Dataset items
* BEGIN *
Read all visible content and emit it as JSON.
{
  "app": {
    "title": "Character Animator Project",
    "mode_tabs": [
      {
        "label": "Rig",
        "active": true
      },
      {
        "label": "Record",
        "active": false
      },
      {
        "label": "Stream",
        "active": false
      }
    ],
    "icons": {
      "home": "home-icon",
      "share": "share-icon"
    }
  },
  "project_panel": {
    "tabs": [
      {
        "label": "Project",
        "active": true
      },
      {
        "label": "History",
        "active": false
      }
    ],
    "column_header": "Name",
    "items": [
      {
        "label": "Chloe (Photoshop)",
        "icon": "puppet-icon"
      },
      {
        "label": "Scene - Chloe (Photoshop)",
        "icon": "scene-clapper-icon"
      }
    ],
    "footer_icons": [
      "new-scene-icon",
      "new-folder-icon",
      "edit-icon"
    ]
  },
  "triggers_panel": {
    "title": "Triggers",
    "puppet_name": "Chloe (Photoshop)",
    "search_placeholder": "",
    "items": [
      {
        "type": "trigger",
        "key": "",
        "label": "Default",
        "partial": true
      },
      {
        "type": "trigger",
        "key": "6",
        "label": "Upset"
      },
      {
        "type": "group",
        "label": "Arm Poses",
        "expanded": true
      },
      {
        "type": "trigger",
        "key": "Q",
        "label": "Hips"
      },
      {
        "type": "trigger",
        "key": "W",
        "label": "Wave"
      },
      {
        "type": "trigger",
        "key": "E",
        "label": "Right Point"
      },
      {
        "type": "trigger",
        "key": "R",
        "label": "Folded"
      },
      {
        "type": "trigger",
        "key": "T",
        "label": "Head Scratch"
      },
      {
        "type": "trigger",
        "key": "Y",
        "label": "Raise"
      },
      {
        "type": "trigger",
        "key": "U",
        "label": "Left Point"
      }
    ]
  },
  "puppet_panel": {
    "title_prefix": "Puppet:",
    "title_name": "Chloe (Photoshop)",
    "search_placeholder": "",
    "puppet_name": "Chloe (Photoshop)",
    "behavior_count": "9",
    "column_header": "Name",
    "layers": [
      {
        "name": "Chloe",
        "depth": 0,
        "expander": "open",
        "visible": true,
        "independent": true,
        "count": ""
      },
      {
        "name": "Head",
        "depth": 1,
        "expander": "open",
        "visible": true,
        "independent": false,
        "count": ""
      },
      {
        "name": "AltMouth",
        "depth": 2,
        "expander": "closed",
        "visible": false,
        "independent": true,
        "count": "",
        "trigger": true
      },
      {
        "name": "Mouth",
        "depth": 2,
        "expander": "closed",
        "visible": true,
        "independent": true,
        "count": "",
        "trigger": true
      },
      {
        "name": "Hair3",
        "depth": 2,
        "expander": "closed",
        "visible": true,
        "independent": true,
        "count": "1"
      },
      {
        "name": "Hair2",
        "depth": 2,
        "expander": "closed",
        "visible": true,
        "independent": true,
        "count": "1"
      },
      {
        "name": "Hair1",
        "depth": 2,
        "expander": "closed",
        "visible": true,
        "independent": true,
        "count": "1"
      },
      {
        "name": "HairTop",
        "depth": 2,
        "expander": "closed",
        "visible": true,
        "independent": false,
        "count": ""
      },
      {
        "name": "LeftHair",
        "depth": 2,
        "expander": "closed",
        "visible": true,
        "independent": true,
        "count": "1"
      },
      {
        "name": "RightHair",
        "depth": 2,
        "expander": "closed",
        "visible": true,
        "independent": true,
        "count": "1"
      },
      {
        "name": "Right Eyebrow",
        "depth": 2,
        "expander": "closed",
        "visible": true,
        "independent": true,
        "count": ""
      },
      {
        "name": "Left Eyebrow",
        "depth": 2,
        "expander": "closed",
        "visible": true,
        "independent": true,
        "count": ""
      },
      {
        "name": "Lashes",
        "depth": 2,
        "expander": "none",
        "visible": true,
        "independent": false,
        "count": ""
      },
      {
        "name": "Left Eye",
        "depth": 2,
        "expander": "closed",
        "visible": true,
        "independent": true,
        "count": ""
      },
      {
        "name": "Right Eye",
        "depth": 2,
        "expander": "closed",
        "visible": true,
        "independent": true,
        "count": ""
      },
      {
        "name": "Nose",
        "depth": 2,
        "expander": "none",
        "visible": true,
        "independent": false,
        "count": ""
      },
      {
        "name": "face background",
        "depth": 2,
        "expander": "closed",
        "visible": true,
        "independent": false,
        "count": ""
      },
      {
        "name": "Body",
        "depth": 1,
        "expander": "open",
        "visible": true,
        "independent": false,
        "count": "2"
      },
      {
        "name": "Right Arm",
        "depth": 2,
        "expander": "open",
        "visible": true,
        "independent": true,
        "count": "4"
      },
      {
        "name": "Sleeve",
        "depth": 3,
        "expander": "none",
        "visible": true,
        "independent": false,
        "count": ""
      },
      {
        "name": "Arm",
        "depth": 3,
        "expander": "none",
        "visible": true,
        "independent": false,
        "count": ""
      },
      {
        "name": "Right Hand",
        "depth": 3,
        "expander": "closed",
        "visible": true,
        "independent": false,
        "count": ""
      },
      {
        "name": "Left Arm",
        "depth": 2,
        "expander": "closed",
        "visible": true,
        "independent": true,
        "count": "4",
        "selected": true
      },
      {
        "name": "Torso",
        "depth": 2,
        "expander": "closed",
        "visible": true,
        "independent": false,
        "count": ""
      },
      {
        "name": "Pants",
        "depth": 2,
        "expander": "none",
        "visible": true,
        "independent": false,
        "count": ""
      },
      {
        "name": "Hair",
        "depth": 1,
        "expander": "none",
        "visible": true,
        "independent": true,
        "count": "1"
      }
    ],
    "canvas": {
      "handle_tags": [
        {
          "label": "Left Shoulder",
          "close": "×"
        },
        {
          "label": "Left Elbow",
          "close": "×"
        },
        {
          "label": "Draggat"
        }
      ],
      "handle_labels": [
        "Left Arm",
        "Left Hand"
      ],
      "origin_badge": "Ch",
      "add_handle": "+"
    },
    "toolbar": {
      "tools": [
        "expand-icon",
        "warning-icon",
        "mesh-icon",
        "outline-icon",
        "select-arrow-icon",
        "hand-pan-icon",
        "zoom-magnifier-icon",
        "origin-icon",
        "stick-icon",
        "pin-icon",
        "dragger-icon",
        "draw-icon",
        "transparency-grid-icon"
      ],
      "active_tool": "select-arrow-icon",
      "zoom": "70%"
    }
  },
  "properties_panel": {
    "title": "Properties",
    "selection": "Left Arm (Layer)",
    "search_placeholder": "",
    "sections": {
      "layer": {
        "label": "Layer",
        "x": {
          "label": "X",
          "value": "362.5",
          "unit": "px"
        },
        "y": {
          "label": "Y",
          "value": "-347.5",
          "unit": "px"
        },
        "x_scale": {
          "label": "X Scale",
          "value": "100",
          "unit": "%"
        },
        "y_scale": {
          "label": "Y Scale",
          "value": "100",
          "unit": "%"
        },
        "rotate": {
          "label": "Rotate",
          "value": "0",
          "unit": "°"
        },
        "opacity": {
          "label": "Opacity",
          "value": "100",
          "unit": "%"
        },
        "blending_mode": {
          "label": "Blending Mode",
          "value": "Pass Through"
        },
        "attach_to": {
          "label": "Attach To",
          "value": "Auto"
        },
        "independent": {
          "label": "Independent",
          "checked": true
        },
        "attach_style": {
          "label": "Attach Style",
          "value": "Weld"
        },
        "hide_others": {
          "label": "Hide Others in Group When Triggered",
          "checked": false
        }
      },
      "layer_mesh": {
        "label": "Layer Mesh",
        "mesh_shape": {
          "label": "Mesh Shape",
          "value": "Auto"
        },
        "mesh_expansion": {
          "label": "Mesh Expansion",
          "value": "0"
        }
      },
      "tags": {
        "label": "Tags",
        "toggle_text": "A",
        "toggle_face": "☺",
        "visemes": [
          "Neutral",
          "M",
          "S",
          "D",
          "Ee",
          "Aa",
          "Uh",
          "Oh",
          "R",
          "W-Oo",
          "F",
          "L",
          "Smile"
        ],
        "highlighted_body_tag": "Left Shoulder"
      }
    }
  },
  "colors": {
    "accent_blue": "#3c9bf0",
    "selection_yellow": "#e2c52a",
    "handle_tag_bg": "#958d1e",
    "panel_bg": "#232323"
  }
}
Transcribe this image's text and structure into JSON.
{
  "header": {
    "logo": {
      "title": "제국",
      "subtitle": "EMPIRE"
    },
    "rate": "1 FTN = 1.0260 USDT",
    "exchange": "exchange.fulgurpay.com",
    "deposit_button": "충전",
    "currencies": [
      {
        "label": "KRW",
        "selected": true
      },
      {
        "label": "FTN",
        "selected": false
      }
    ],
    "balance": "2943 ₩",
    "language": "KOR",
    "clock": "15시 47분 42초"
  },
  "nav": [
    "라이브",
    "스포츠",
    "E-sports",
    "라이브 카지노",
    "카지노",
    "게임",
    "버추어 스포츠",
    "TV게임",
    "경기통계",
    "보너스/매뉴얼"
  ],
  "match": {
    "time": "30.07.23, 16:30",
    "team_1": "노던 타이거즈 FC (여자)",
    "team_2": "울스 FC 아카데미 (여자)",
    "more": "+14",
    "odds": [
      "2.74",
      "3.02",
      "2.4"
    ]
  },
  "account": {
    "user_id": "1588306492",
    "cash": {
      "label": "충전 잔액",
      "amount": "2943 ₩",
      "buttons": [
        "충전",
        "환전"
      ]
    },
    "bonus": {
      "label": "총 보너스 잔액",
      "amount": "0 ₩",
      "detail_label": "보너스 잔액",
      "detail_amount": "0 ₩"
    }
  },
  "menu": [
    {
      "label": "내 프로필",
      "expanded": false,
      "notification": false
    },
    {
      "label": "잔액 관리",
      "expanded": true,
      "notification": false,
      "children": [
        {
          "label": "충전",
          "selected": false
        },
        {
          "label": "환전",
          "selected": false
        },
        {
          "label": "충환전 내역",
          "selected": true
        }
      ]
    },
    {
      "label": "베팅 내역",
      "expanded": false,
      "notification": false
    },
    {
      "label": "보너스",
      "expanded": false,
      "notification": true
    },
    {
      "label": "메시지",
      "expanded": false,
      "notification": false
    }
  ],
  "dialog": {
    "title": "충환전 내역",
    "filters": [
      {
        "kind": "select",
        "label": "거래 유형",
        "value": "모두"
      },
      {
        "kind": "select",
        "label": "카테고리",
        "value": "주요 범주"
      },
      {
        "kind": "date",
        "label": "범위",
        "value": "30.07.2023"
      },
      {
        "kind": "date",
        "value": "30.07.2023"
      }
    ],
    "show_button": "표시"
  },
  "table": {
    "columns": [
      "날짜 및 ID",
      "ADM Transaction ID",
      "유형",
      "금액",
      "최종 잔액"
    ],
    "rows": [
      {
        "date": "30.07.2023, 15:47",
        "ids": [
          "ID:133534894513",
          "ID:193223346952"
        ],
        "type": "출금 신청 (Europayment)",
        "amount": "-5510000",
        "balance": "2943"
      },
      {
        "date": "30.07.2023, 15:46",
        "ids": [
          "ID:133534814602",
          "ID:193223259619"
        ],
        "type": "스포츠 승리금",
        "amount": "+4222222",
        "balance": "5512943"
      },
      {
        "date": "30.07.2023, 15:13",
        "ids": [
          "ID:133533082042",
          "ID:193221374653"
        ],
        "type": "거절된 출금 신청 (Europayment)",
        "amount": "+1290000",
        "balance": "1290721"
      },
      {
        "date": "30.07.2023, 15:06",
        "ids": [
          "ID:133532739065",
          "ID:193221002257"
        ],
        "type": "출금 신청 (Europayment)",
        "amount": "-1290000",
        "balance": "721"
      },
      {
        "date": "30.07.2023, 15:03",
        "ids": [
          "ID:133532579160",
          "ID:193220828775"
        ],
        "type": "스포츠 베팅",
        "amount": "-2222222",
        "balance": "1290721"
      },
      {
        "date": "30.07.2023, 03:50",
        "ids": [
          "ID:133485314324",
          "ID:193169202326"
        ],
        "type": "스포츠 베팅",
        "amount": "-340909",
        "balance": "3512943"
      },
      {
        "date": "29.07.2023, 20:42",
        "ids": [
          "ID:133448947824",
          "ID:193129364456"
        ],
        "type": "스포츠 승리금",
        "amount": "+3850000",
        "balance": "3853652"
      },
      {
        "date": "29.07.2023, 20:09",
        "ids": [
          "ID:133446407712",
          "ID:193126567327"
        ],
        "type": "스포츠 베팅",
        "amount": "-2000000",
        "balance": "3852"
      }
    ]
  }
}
* END *
What this task involves:
All lines of the data above that include the word "balance" must be shown.

Reply to the task:
    "balance": "2943 ₩",
        "balance": "2943"
        "balance": "5512943"
        "balance": "1290721"
        "balance": "721"
        "balance": "1290721"
        "balance": "3512943"
        "balance": "3853652"
        "balance": "3852"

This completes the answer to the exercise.